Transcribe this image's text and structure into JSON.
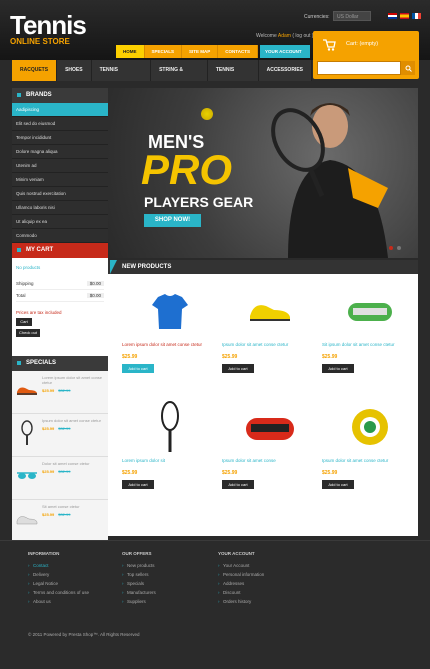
{
  "header": {
    "logo_main": "Tennis",
    "logo_sub": "ONLINE STORE",
    "currencies_label": "Currencies:",
    "currency_value": "US Dollar",
    "welcome_prefix": "Welcome",
    "welcome_user": "Adam",
    "welcome_logout": "( log out )",
    "top_nav": [
      "HOME",
      "SPECIALS",
      "SITE MAP",
      "CONTACTS"
    ],
    "my_account": "YOUR ACCOUNT",
    "cart_text": "Cart: (empty)",
    "search_placeholder": ""
  },
  "cat_nav": [
    "RACQUETS",
    "SHOES",
    "TENNIS APPAREL",
    "STRING & MORE",
    "TENNIS BAGS",
    "ACCESSORIES"
  ],
  "brands": {
    "title": "BRANDS",
    "items": [
      "Aadipiscing",
      "Elit sed do eiusmod",
      "Tempor incididunt",
      "Dolore magna aliqua",
      "Utenim ad",
      "Minim veniam",
      "Quis nostrud exercitation",
      "Ullamco laboris nisi",
      "Ut aliquip ex ea",
      "Commodo"
    ]
  },
  "my_cart": {
    "title": "MY CART",
    "no_products": "No products",
    "shipping_label": "Shipping",
    "shipping_value": "$0.00",
    "total_label": "Total",
    "total_value": "$0.00",
    "warn": "Prices are tax included",
    "cart_btn": "Cart",
    "checkout_btn": "Check out"
  },
  "specials": {
    "title": "SPECIALS",
    "items": [
      {
        "name": "Lorem ipsum dolor sit amet conse ctetur",
        "price": "$25.99",
        "old": "$32.99"
      },
      {
        "name": "Ipsum dolor sit amet conse ctetur",
        "price": "$25.99",
        "old": "$32.99"
      },
      {
        "name": "Dolor sit amet conse ctetur",
        "price": "$25.99",
        "old": "$32.99"
      },
      {
        "name": "Sit amet conse ctetur",
        "price": "$25.99",
        "old": "$32.99"
      }
    ]
  },
  "banner": {
    "line1": "MEN'S",
    "line2": "PRO",
    "line3": "PLAYERS GEAR",
    "button": "SHOP NOW!"
  },
  "new_products": {
    "title": "NEW PRODUCTS",
    "add_label": "Add to cart",
    "items": [
      {
        "name": "Lorem ipsum dolor sit amet conse ctetur",
        "price": "$25.99"
      },
      {
        "name": "Ipsum dolor sit amet conse ctetur",
        "price": "$25.99"
      },
      {
        "name": "Sit ipsum dolor sit amet conse ctetur",
        "price": "$25.99"
      },
      {
        "name": "Lorem ipsum dolor sit",
        "price": "$25.99"
      },
      {
        "name": "Ipsum dolor sit amet conse",
        "price": "$25.99"
      },
      {
        "name": "Ipsum dolor sit amet conse ctetur",
        "price": "$25.99"
      }
    ]
  },
  "footer": {
    "col1_title": "INFORMATION",
    "col1": [
      "Contact",
      "Delivery",
      "Legal Notice",
      "Terms and conditions of use",
      "About us"
    ],
    "col2_title": "OUR OFFERS",
    "col2": [
      "New products",
      "Top sellers",
      "Specials",
      "Manufacturers",
      "Suppliers"
    ],
    "col3_title": "YOUR ACCOUNT",
    "col3": [
      "Your Account",
      "Personal information",
      "Addresses",
      "Discount",
      "Orders history"
    ],
    "copyright": "© 2011 Powered by Presta Shop™. All Rights Reserved"
  },
  "colors": {
    "accent": "#f5a200",
    "teal": "#2ab5c8",
    "red": "#c62a1a"
  }
}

☆ ☆ ☆

What you are asked to do. Output every entry verbatim. Pictures do not belong in the copy.

Final result.
Transcribe this image's text and structure into JSON.
{
  "header": {
    "logo_main": "Tennis",
    "logo_sub": "ONLINE STORE",
    "currencies_label": "Currencies:",
    "currency_value": "US Dollar",
    "welcome_prefix": "Welcome",
    "welcome_user": "Adam",
    "welcome_logout": "( log out )",
    "top_nav": [
      "HOME",
      "SPECIALS",
      "SITE MAP",
      "CONTACTS"
    ],
    "my_account": "YOUR ACCOUNT",
    "cart_text": "Cart: (empty)",
    "search_placeholder": ""
  },
  "cat_nav": [
    "RACQUETS",
    "SHOES",
    "TENNIS APPAREL",
    "STRING & MORE",
    "TENNIS BAGS",
    "ACCESSORIES"
  ],
  "brands": {
    "title": "BRANDS",
    "items": [
      "Aadipiscing",
      "Elit sed do eiusmod",
      "Tempor incididunt",
      "Dolore magna aliqua",
      "Utenim ad",
      "Minim veniam",
      "Quis nostrud exercitation",
      "Ullamco laboris nisi",
      "Ut aliquip ex ea",
      "Commodo"
    ]
  },
  "my_cart": {
    "title": "MY CART",
    "no_products": "No products",
    "shipping_label": "Shipping",
    "shipping_value": "$0.00",
    "total_label": "Total",
    "total_value": "$0.00",
    "warn": "Prices are tax included",
    "cart_btn": "Cart",
    "checkout_btn": "Check out"
  },
  "specials": {
    "title": "SPECIALS",
    "items": [
      {
        "name": "Lorem ipsum dolor sit amet conse ctetur",
        "price": "$25.99",
        "old": "$32.99"
      },
      {
        "name": "Ipsum dolor sit amet conse ctetur",
        "price": "$25.99",
        "old": "$32.99"
      },
      {
        "name": "Dolor sit amet conse ctetur",
        "price": "$25.99",
        "old": "$32.99"
      },
      {
        "name": "Sit amet conse ctetur",
        "price": "$25.99",
        "old": "$32.99"
      }
    ]
  },
  "banner": {
    "line1": "MEN'S",
    "line2": "PRO",
    "line3": "PLAYERS GEAR",
    "button": "SHOP NOW!"
  },
  "new_products": {
    "title": "NEW PRODUCTS",
    "add_label": "Add to cart",
    "items": [
      {
        "name": "Lorem ipsum dolor sit amet conse ctetur",
        "price": "$25.99"
      },
      {
        "name": "Ipsum dolor sit amet conse ctetur",
        "price": "$25.99"
      },
      {
        "name": "Sit ipsum dolor sit amet conse ctetur",
        "price": "$25.99"
      },
      {
        "name": "Lorem ipsum dolor sit",
        "price": "$25.99"
      },
      {
        "name": "Ipsum dolor sit amet conse",
        "price": "$25.99"
      },
      {
        "name": "Ipsum dolor sit amet conse ctetur",
        "price": "$25.99"
      }
    ]
  },
  "footer": {
    "col1_title": "INFORMATION",
    "col1": [
      "Contact",
      "Delivery",
      "Legal Notice",
      "Terms and conditions of use",
      "About us"
    ],
    "col2_title": "OUR OFFERS",
    "col2": [
      "New products",
      "Top sellers",
      "Specials",
      "Manufacturers",
      "Suppliers"
    ],
    "col3_title": "YOUR ACCOUNT",
    "col3": [
      "Your Account",
      "Personal information",
      "Addresses",
      "Discount",
      "Orders history"
    ],
    "copyright": "© 2011 Powered by Presta Shop™. All Rights Reserved"
  },
  "colors": {
    "accent": "#f5a200",
    "teal": "#2ab5c8",
    "red": "#c62a1a"
  }
}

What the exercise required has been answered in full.